> GIVEN INSTRUCTION
Leaving out the pictures, please retype each record exactly.

━━━

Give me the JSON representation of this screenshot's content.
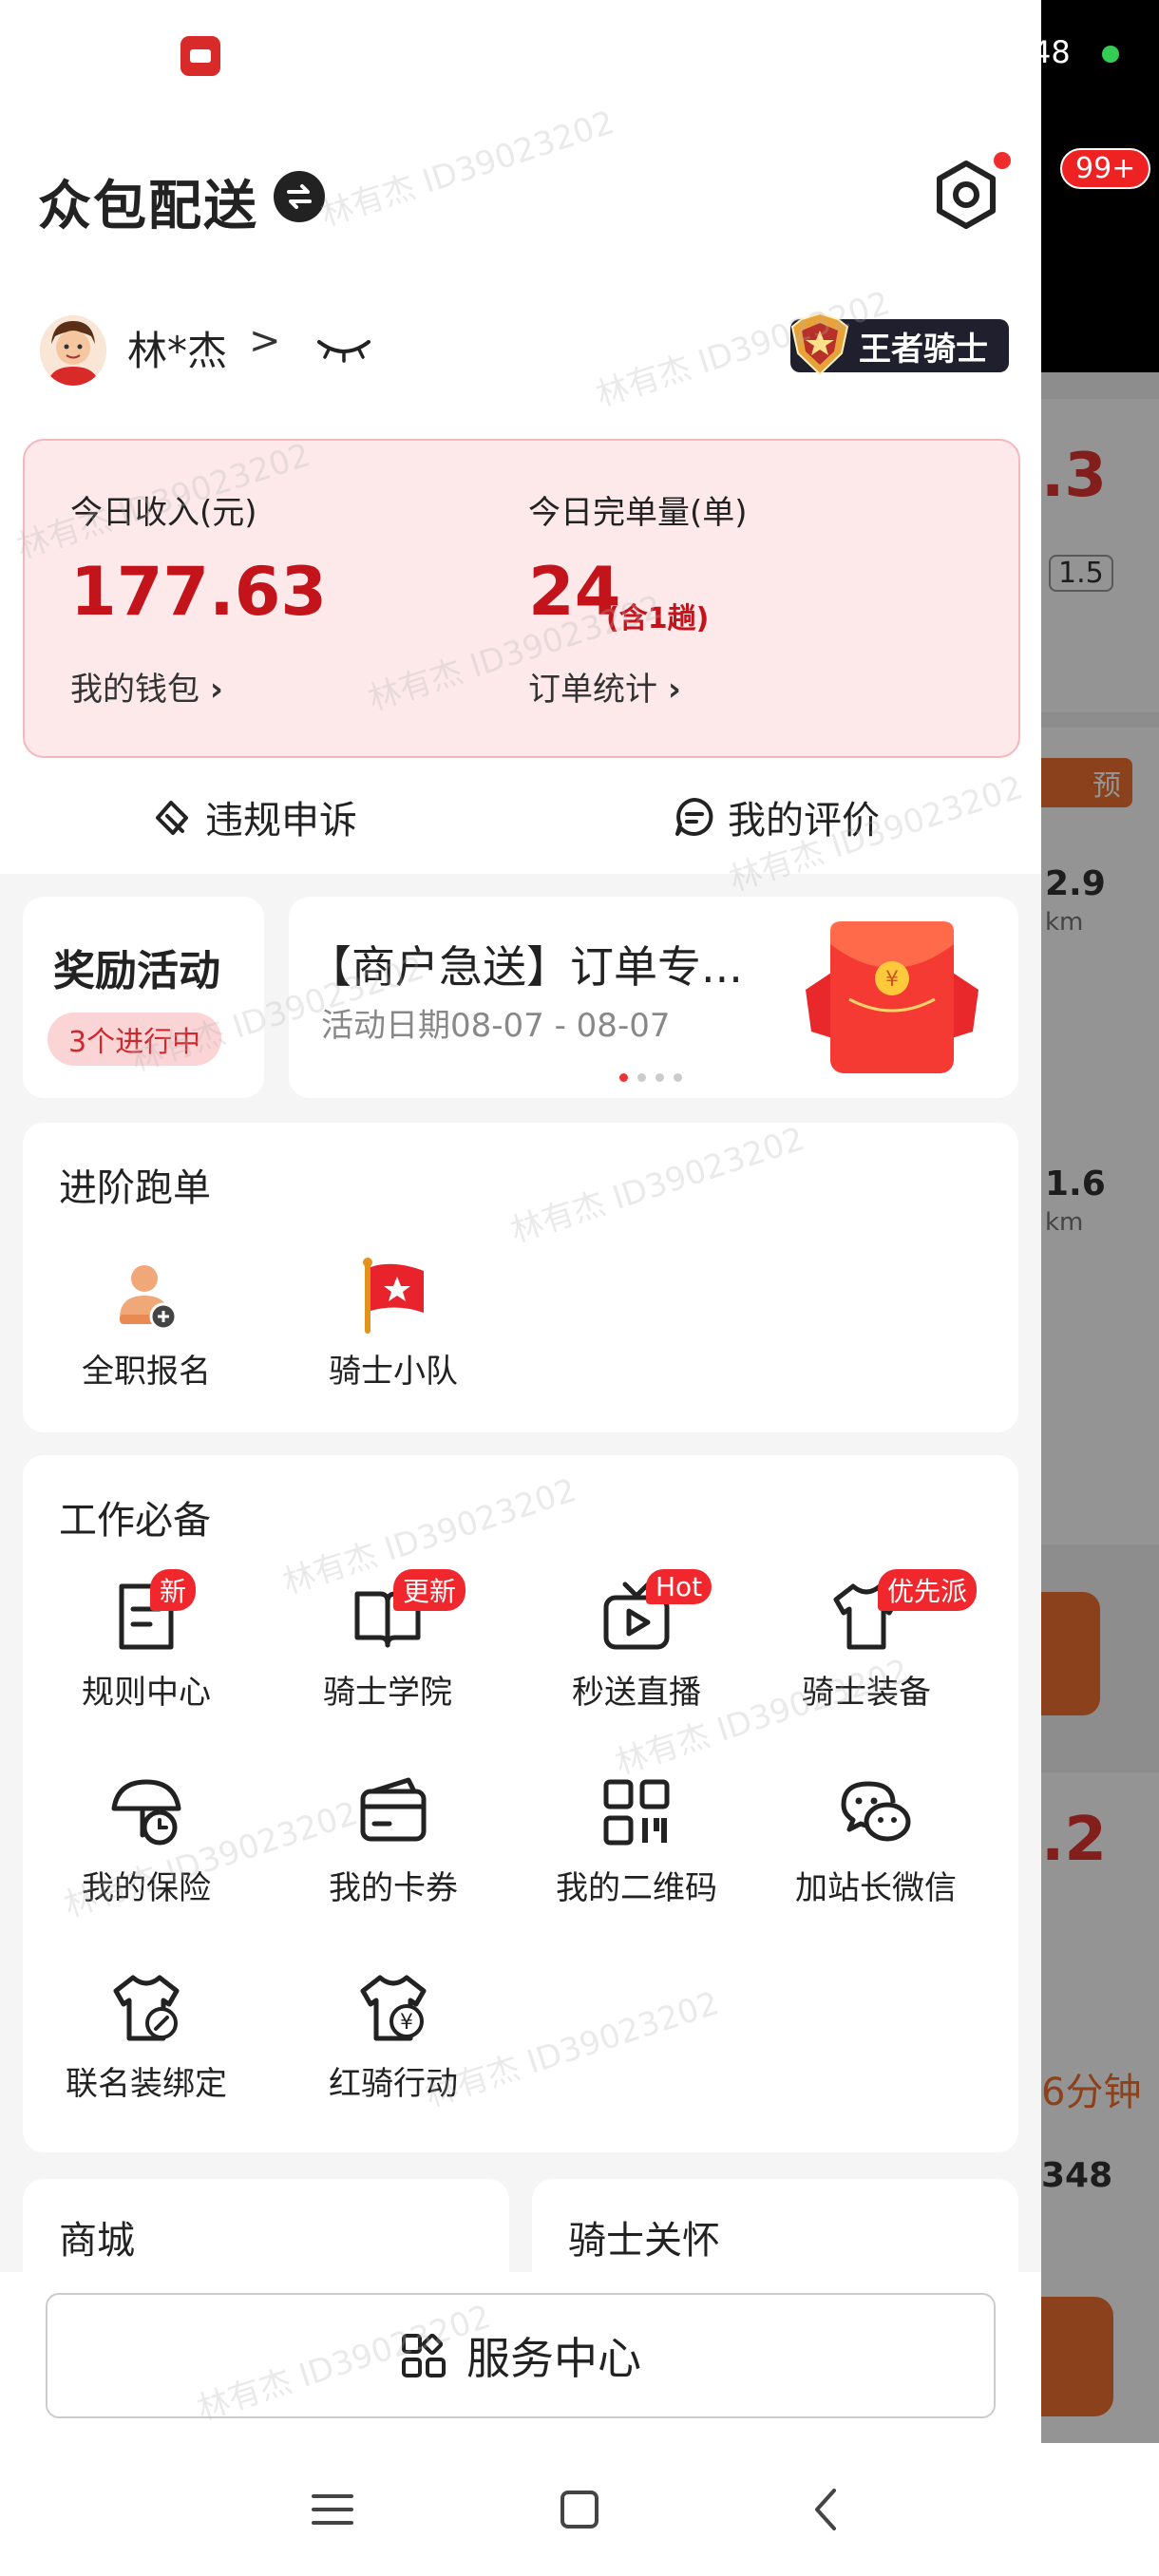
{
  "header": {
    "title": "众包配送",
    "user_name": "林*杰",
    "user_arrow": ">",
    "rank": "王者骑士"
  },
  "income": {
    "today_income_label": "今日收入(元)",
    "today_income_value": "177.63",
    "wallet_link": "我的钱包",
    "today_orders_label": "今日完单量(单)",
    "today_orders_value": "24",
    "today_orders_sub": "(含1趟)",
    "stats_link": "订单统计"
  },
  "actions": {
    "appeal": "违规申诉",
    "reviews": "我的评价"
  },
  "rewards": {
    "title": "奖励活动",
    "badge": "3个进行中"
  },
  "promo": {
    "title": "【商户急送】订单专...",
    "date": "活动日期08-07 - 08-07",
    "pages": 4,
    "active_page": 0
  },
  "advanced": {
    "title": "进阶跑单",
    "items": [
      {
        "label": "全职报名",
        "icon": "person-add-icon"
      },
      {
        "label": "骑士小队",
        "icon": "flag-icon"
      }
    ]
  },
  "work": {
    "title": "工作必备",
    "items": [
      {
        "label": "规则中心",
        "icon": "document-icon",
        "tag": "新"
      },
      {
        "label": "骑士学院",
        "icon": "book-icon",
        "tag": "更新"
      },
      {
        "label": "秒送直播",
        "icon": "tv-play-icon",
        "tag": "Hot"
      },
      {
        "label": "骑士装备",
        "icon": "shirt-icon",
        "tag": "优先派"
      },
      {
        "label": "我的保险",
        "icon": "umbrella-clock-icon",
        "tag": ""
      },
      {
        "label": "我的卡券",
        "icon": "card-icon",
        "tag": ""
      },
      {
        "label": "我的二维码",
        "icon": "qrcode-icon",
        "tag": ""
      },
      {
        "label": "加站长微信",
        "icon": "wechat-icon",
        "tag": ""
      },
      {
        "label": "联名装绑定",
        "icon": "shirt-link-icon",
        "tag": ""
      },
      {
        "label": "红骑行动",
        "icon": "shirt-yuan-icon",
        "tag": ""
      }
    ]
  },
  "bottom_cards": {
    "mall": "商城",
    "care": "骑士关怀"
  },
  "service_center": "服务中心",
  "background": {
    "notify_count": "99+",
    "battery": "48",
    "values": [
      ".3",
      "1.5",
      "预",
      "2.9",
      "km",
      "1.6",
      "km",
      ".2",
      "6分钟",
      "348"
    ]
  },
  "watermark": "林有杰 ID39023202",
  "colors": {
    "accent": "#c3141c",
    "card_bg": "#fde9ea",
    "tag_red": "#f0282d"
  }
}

━━━

> SOLUTION TO THE PROBLEM
Give me the JSON representation of this screenshot's content.
{
  "header": {
    "title": "众包配送",
    "user_name": "林*杰",
    "user_arrow": ">",
    "rank": "王者骑士"
  },
  "income": {
    "today_income_label": "今日收入(元)",
    "today_income_value": "177.63",
    "wallet_link": "我的钱包",
    "today_orders_label": "今日完单量(单)",
    "today_orders_value": "24",
    "today_orders_sub": "(含1趟)",
    "stats_link": "订单统计"
  },
  "actions": {
    "appeal": "违规申诉",
    "reviews": "我的评价"
  },
  "rewards": {
    "title": "奖励活动",
    "badge": "3个进行中"
  },
  "promo": {
    "title": "【商户急送】订单专...",
    "date": "活动日期08-07 - 08-07",
    "pages": 4,
    "active_page": 0
  },
  "advanced": {
    "title": "进阶跑单",
    "items": [
      {
        "label": "全职报名",
        "icon": "person-add-icon"
      },
      {
        "label": "骑士小队",
        "icon": "flag-icon"
      }
    ]
  },
  "work": {
    "title": "工作必备",
    "items": [
      {
        "label": "规则中心",
        "icon": "document-icon",
        "tag": "新"
      },
      {
        "label": "骑士学院",
        "icon": "book-icon",
        "tag": "更新"
      },
      {
        "label": "秒送直播",
        "icon": "tv-play-icon",
        "tag": "Hot"
      },
      {
        "label": "骑士装备",
        "icon": "shirt-icon",
        "tag": "优先派"
      },
      {
        "label": "我的保险",
        "icon": "umbrella-clock-icon",
        "tag": ""
      },
      {
        "label": "我的卡券",
        "icon": "card-icon",
        "tag": ""
      },
      {
        "label": "我的二维码",
        "icon": "qrcode-icon",
        "tag": ""
      },
      {
        "label": "加站长微信",
        "icon": "wechat-icon",
        "tag": ""
      },
      {
        "label": "联名装绑定",
        "icon": "shirt-link-icon",
        "tag": ""
      },
      {
        "label": "红骑行动",
        "icon": "shirt-yuan-icon",
        "tag": ""
      }
    ]
  },
  "bottom_cards": {
    "mall": "商城",
    "care": "骑士关怀"
  },
  "service_center": "服务中心",
  "background": {
    "notify_count": "99+",
    "battery": "48",
    "values": [
      ".3",
      "1.5",
      "预",
      "2.9",
      "km",
      "1.6",
      "km",
      ".2",
      "6分钟",
      "348"
    ]
  },
  "watermark": "林有杰 ID39023202",
  "colors": {
    "accent": "#c3141c",
    "card_bg": "#fde9ea",
    "tag_red": "#f0282d"
  }
}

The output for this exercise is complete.